START

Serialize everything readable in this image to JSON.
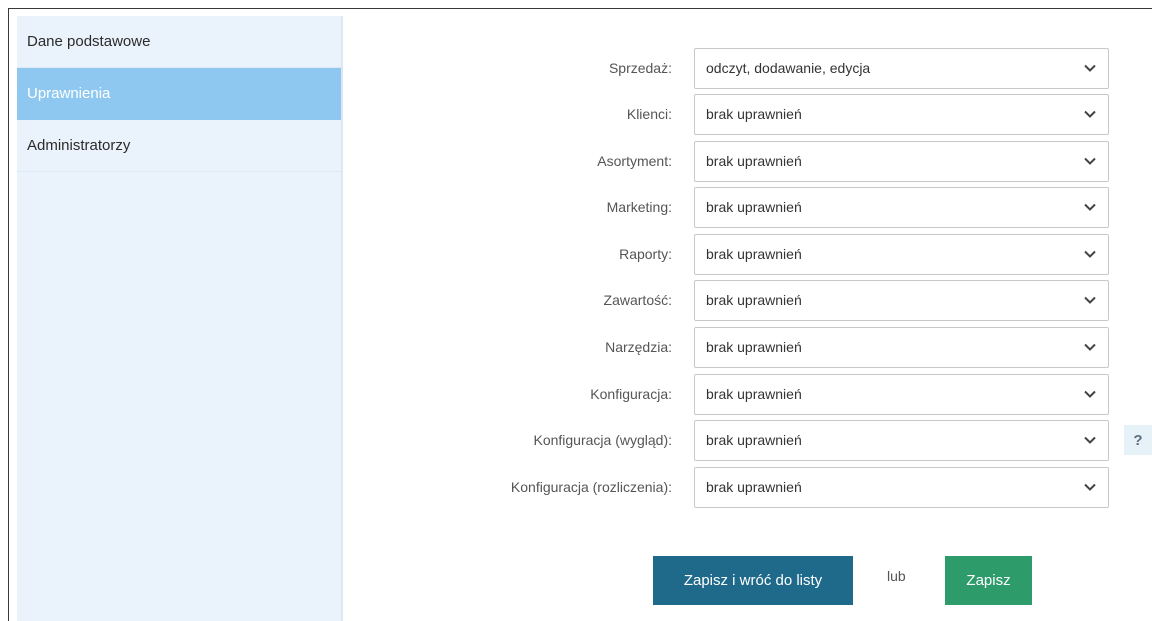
{
  "sidebar": {
    "items": [
      {
        "label": "Dane podstawowe",
        "active": false
      },
      {
        "label": "Uprawnienia",
        "active": true
      },
      {
        "label": "Administratorzy",
        "active": false
      }
    ]
  },
  "permissions": {
    "rows": [
      {
        "label": "Sprzedaż:",
        "value": "odczyt, dodawanie, edycja"
      },
      {
        "label": "Klienci:",
        "value": "brak uprawnień"
      },
      {
        "label": "Asortyment:",
        "value": "brak uprawnień"
      },
      {
        "label": "Marketing:",
        "value": "brak uprawnień"
      },
      {
        "label": "Raporty:",
        "value": "brak uprawnień"
      },
      {
        "label": "Zawartość:",
        "value": "brak uprawnień"
      },
      {
        "label": "Narzędzia:",
        "value": "brak uprawnień"
      },
      {
        "label": "Konfiguracja:",
        "value": "brak uprawnień"
      },
      {
        "label": "Konfiguracja (wygląd):",
        "value": "brak uprawnień"
      },
      {
        "label": "Konfiguracja (rozliczenia):",
        "value": "brak uprawnień"
      }
    ]
  },
  "help": {
    "label": "?"
  },
  "actions": {
    "save_and_back": "Zapisz i wróć do listy",
    "or": "lub",
    "save": "Zapisz"
  },
  "colors": {
    "sidebar_bg": "#eaf3fc",
    "active_item": "#8ec8f0",
    "primary_button": "#1f6a8a",
    "save_button": "#2e9b6a"
  }
}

END

**Set exercise**
Quote the listing above in full, except for the pictures.

**Task result**
Serialize everything readable in this image to JSON.
{
  "sidebar": {
    "items": [
      {
        "label": "Dane podstawowe",
        "active": false
      },
      {
        "label": "Uprawnienia",
        "active": true
      },
      {
        "label": "Administratorzy",
        "active": false
      }
    ]
  },
  "permissions": {
    "rows": [
      {
        "label": "Sprzedaż:",
        "value": "odczyt, dodawanie, edycja"
      },
      {
        "label": "Klienci:",
        "value": "brak uprawnień"
      },
      {
        "label": "Asortyment:",
        "value": "brak uprawnień"
      },
      {
        "label": "Marketing:",
        "value": "brak uprawnień"
      },
      {
        "label": "Raporty:",
        "value": "brak uprawnień"
      },
      {
        "label": "Zawartość:",
        "value": "brak uprawnień"
      },
      {
        "label": "Narzędzia:",
        "value": "brak uprawnień"
      },
      {
        "label": "Konfiguracja:",
        "value": "brak uprawnień"
      },
      {
        "label": "Konfiguracja (wygląd):",
        "value": "brak uprawnień"
      },
      {
        "label": "Konfiguracja (rozliczenia):",
        "value": "brak uprawnień"
      }
    ]
  },
  "help": {
    "label": "?"
  },
  "actions": {
    "save_and_back": "Zapisz i wróć do listy",
    "or": "lub",
    "save": "Zapisz"
  },
  "colors": {
    "sidebar_bg": "#eaf3fc",
    "active_item": "#8ec8f0",
    "primary_button": "#1f6a8a",
    "save_button": "#2e9b6a"
  }
}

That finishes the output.